Rewrite the records from the line containing "I need the location" through the line containing "colorbar-label: 50 (379, 488, 391, 499)", inclusive, with "colorbar-segment" replaced by "colorbar-block" and nothing else changed. Give only those lines, and leave the pictures out.
───── TASK MATERIAL
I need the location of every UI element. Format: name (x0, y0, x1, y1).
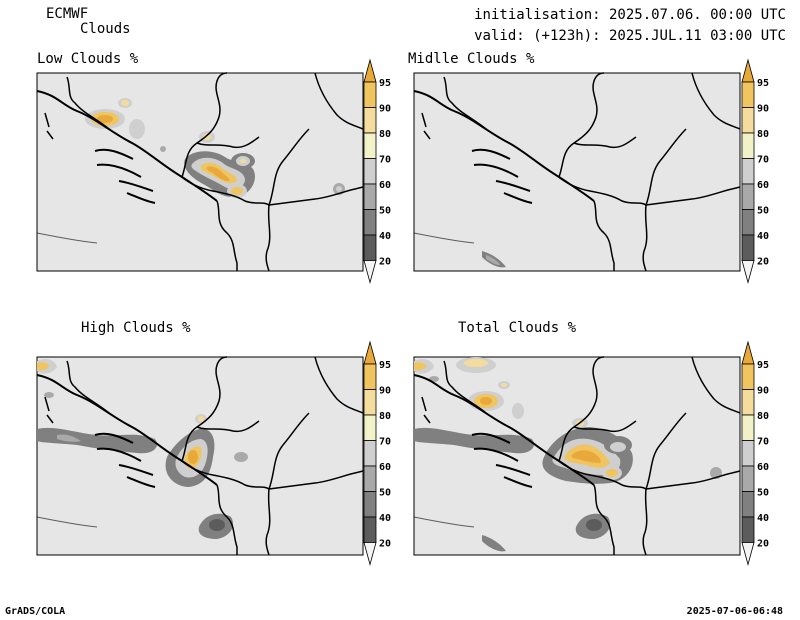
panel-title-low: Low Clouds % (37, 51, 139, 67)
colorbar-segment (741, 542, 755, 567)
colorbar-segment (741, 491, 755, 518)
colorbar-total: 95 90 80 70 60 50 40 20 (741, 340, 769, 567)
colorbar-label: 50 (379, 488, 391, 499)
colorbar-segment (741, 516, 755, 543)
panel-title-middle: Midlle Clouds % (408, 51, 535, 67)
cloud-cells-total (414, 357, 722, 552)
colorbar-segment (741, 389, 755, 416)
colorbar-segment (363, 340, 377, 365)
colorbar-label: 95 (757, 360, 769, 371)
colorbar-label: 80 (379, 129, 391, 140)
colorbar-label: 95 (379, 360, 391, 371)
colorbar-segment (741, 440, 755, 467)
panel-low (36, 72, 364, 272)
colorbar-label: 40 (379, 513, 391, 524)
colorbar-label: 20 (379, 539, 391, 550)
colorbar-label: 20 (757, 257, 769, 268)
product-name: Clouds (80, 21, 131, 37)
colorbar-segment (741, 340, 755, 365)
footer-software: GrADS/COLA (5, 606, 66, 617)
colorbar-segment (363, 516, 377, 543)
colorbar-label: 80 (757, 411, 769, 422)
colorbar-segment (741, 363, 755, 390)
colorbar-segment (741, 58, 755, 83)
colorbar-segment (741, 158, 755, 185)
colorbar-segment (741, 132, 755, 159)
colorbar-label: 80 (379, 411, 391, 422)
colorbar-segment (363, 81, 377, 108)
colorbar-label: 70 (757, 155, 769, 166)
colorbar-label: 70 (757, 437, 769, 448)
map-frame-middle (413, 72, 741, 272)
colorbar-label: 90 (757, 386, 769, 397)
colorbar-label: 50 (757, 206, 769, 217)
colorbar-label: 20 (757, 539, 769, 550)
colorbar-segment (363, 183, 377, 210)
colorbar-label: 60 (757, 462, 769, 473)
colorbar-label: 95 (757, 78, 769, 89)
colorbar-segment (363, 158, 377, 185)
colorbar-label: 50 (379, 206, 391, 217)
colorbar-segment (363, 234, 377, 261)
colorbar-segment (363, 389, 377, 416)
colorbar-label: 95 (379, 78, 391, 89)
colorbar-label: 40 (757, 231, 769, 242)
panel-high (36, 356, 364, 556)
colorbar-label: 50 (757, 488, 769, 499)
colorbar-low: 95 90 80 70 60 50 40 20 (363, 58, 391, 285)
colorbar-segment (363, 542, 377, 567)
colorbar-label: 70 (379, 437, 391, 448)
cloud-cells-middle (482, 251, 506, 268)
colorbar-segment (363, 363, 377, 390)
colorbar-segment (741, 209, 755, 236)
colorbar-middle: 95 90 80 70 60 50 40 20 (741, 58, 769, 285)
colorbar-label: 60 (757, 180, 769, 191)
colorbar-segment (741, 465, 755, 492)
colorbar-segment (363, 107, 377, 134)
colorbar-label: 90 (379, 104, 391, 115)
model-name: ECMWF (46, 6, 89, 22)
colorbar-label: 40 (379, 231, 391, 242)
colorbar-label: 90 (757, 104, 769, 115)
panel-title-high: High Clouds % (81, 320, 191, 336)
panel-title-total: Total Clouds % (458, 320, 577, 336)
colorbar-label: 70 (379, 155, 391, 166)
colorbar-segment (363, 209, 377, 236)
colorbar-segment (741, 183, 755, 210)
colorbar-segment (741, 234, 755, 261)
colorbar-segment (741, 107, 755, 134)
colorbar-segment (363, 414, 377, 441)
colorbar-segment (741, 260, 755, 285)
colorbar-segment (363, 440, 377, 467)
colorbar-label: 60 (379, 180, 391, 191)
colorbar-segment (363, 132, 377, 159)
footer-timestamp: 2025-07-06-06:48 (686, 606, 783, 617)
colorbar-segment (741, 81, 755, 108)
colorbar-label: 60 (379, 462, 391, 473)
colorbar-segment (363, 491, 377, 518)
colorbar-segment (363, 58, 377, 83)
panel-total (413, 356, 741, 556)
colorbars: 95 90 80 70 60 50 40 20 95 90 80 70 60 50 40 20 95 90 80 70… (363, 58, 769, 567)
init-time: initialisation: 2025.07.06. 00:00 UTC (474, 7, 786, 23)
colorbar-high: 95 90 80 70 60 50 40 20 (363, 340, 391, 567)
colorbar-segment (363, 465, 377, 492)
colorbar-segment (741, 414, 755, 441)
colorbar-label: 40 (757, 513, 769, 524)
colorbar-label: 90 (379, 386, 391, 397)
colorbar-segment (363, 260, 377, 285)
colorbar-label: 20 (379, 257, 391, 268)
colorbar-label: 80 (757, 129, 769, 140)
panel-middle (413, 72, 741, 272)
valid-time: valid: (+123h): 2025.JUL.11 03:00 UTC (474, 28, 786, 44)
──────────
───── TASK MATERIAL
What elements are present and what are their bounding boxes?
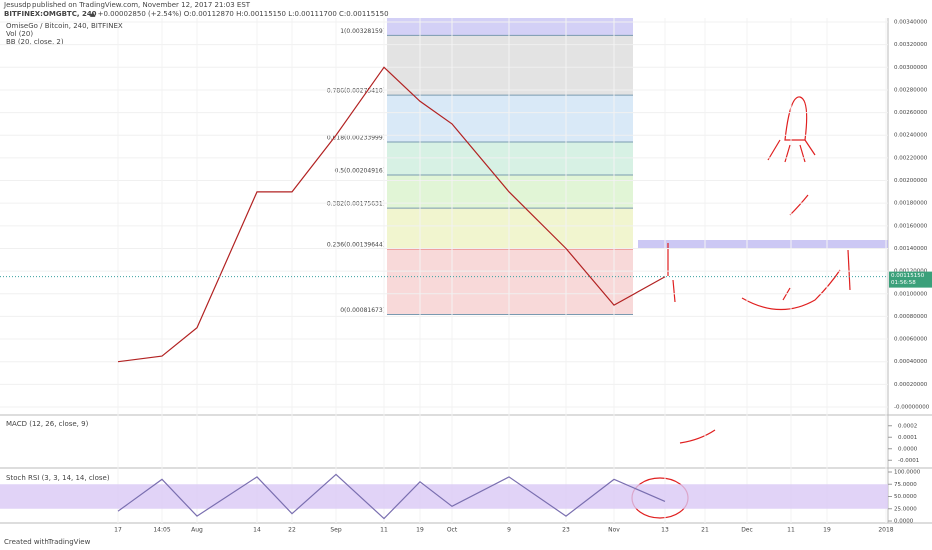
──────────
→ RESULT OF THE TASK
I need the location of every UI element. Format: name (x0, y0, x1, y1).
panel-title-low: Low Clouds % (37, 51, 139, 67)
colorbar-block (741, 542, 755, 567)
colorbar-block (741, 491, 755, 518)
colorbar-total: 95 90 80 70 60 50 40 20 (741, 340, 769, 567)
colorbar-label: 50 (379, 488, 391, 499)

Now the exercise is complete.